Input records:
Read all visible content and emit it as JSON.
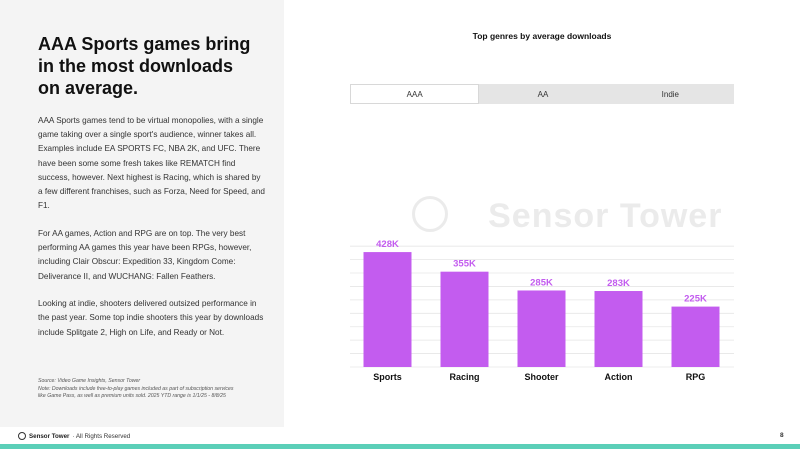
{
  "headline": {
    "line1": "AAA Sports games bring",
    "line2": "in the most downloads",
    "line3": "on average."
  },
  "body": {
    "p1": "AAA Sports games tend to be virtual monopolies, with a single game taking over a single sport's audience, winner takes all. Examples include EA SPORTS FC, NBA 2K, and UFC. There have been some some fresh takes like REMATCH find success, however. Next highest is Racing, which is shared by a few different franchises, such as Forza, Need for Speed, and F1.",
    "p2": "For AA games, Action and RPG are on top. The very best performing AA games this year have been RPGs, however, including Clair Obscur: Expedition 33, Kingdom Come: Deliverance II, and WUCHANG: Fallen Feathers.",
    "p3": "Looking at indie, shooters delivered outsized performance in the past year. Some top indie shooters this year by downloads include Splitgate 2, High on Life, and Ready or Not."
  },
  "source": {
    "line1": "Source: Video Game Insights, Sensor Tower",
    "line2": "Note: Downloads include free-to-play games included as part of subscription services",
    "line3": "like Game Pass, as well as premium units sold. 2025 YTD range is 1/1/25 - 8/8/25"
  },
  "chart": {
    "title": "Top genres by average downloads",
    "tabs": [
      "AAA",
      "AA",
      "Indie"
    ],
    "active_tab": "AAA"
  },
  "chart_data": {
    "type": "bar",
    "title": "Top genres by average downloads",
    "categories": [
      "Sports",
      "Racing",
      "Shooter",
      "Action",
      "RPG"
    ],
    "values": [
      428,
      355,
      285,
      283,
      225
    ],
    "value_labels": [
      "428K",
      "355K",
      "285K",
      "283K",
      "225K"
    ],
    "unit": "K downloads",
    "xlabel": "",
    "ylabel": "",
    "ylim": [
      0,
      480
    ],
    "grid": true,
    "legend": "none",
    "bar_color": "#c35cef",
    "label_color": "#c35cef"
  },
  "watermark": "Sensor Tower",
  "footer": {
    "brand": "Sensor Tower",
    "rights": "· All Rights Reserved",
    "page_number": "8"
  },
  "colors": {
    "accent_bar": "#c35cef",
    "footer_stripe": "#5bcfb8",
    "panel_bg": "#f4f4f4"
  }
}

Stated task:
Extract the text of all the records above verbatim, excluding pictures.

Solution for this task:
Read all visible content and emit it as JSON.
{
  "headline": {
    "line1": "AAA Sports games bring",
    "line2": "in the most downloads",
    "line3": "on average."
  },
  "body": {
    "p1": "AAA Sports games tend to be virtual monopolies, with a single game taking over a single sport's audience, winner takes all. Examples include EA SPORTS FC, NBA 2K, and UFC. There have been some some fresh takes like REMATCH find success, however. Next highest is Racing, which is shared by a few different franchises, such as Forza, Need for Speed, and F1.",
    "p2": "For AA games, Action and RPG are on top. The very best performing AA games this year have been RPGs, however, including Clair Obscur: Expedition 33, Kingdom Come: Deliverance II, and WUCHANG: Fallen Feathers.",
    "p3": "Looking at indie, shooters delivered outsized performance in the past year. Some top indie shooters this year by downloads include Splitgate 2, High on Life, and Ready or Not."
  },
  "source": {
    "line1": "Source: Video Game Insights, Sensor Tower",
    "line2": "Note: Downloads include free-to-play games included as part of subscription services",
    "line3": "like Game Pass, as well as premium units sold. 2025 YTD range is 1/1/25 - 8/8/25"
  },
  "chart": {
    "title": "Top genres by average downloads",
    "tabs": [
      "AAA",
      "AA",
      "Indie"
    ],
    "active_tab": "AAA"
  },
  "chart_data": {
    "type": "bar",
    "title": "Top genres by average downloads",
    "categories": [
      "Sports",
      "Racing",
      "Shooter",
      "Action",
      "RPG"
    ],
    "values": [
      428,
      355,
      285,
      283,
      225
    ],
    "value_labels": [
      "428K",
      "355K",
      "285K",
      "283K",
      "225K"
    ],
    "unit": "K downloads",
    "xlabel": "",
    "ylabel": "",
    "ylim": [
      0,
      480
    ],
    "grid": true,
    "legend": "none",
    "bar_color": "#c35cef",
    "label_color": "#c35cef"
  },
  "watermark": "Sensor Tower",
  "footer": {
    "brand": "Sensor Tower",
    "rights": "· All Rights Reserved",
    "page_number": "8"
  },
  "colors": {
    "accent_bar": "#c35cef",
    "footer_stripe": "#5bcfb8",
    "panel_bg": "#f4f4f4"
  }
}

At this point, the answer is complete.